PROBLEM:
From the entries that follow, list every line in which the string "handling" appears.

MATERIAL:
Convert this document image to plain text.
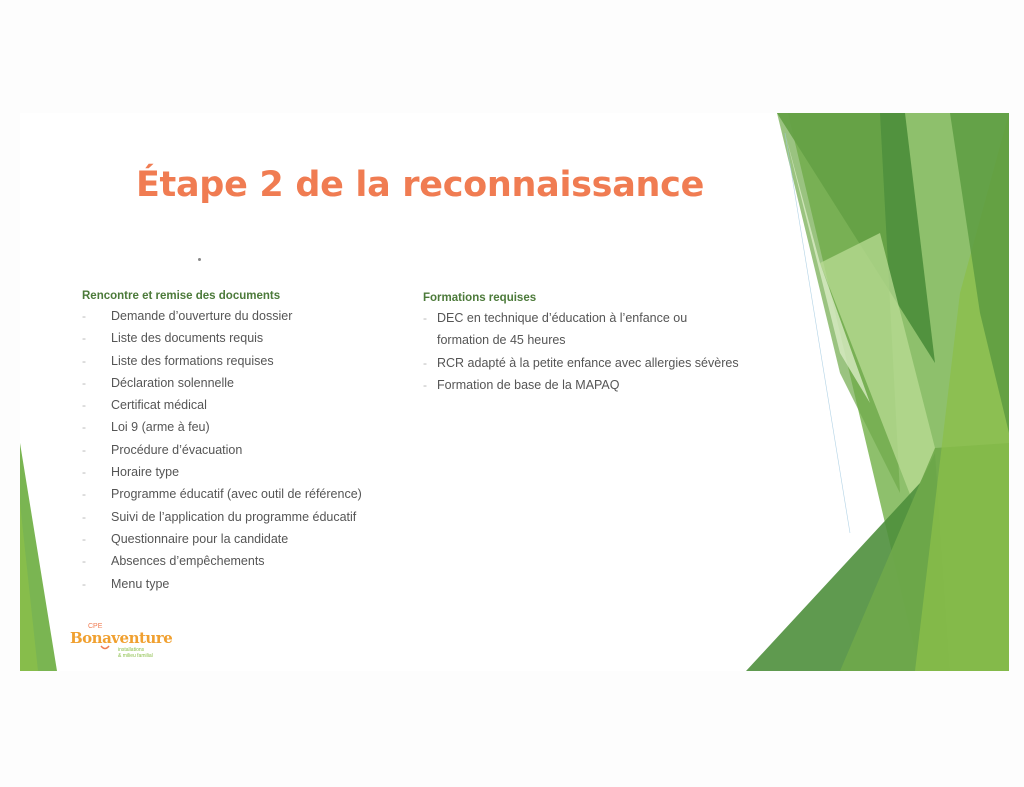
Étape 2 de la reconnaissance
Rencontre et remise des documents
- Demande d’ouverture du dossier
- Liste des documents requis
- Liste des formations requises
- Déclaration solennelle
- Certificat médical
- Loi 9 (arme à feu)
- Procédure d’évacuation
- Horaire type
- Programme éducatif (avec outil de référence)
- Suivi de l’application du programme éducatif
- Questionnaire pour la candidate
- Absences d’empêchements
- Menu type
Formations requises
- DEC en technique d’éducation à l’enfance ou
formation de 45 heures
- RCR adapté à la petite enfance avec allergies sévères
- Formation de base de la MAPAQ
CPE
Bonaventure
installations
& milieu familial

--

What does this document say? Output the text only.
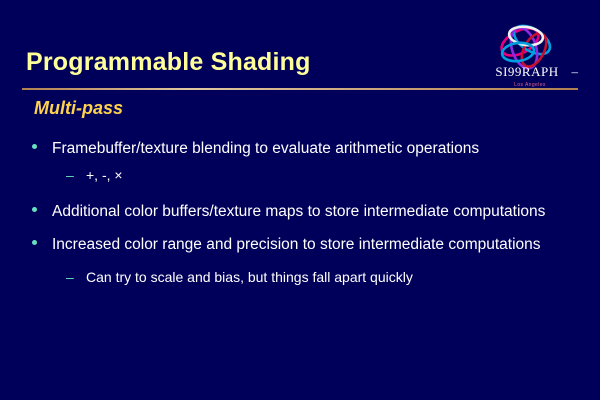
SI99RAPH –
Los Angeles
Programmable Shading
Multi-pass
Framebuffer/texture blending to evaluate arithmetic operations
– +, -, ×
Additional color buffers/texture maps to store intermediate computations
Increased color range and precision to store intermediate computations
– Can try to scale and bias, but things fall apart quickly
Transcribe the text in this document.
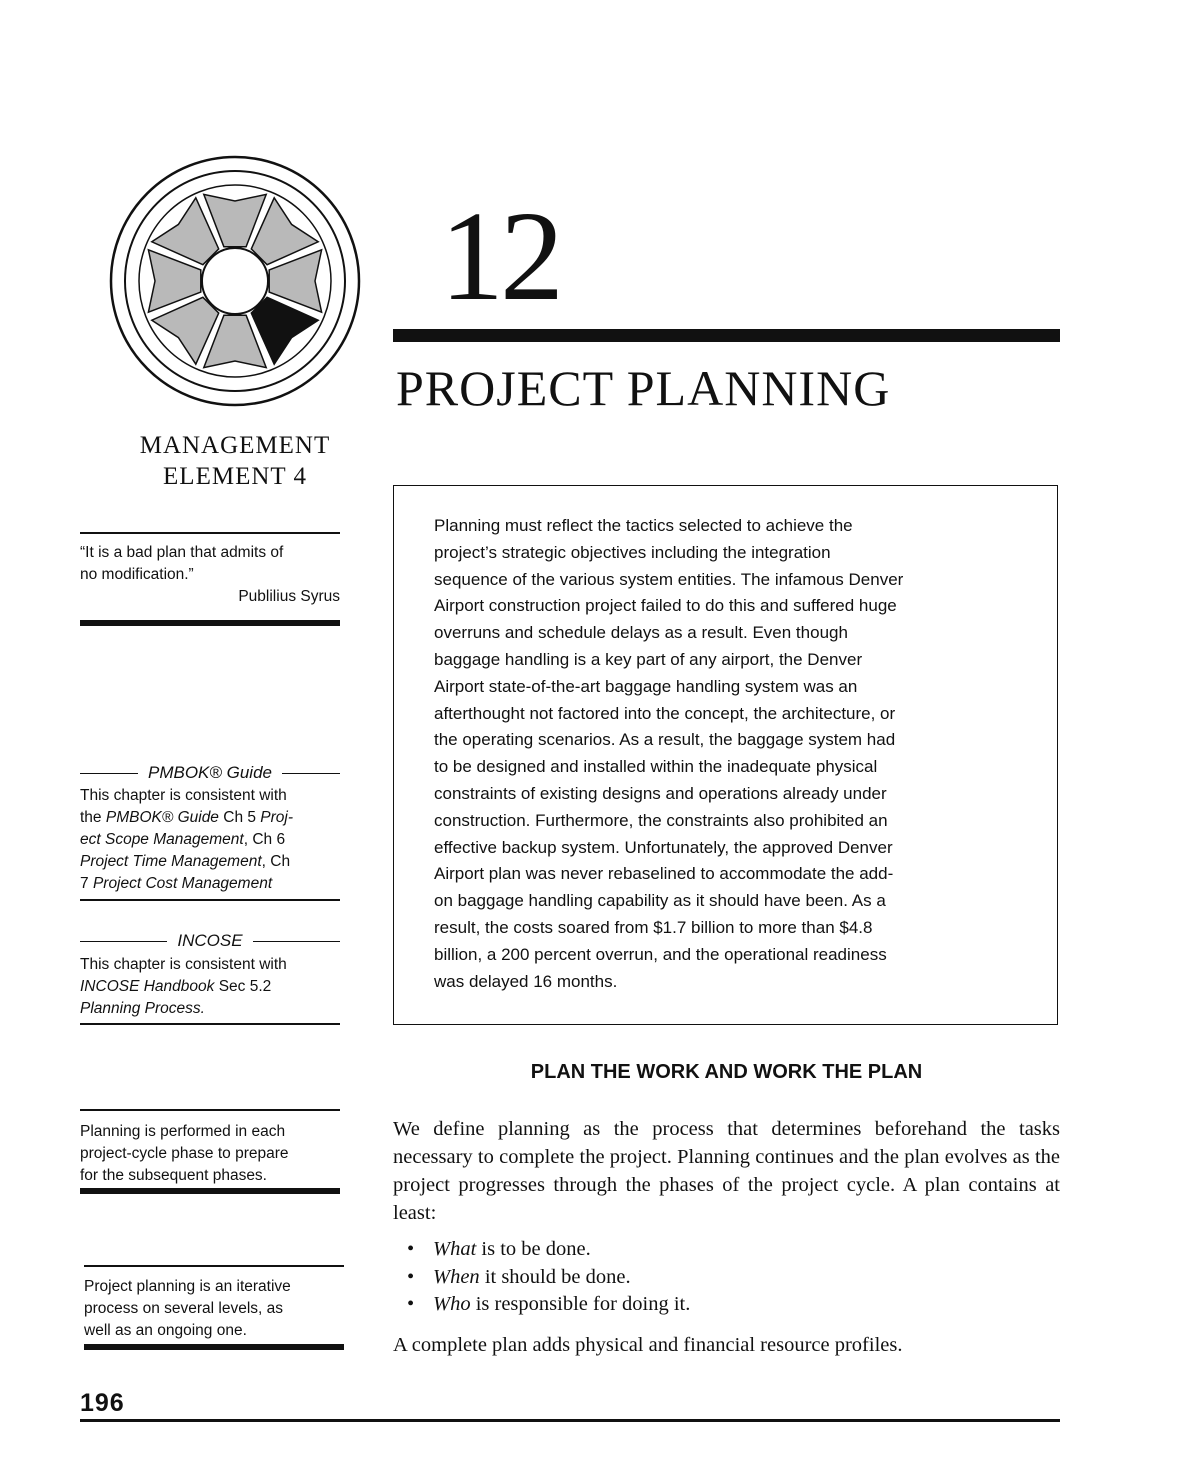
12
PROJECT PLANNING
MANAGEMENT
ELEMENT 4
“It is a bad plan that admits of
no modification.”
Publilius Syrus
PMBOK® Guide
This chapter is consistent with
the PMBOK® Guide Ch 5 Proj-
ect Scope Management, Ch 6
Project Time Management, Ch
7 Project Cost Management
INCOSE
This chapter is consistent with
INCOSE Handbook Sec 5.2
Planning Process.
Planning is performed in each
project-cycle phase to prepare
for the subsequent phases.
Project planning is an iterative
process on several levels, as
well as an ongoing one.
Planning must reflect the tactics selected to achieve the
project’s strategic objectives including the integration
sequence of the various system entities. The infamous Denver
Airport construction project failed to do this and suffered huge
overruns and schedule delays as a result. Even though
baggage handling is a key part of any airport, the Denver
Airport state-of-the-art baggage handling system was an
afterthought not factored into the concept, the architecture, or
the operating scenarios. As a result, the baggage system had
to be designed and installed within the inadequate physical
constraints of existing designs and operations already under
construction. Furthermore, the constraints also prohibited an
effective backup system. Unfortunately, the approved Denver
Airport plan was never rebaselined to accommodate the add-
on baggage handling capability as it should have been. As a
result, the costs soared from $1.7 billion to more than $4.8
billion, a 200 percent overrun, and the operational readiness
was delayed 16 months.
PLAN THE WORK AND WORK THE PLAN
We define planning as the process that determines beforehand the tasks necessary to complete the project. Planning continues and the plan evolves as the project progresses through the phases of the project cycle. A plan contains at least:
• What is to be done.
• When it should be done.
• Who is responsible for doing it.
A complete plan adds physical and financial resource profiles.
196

OUTPUT:
baggage handling is a key part of any airport, the Denver
Airport state-of-the-art baggage handling system was an
on baggage handling capability as it should have been. As a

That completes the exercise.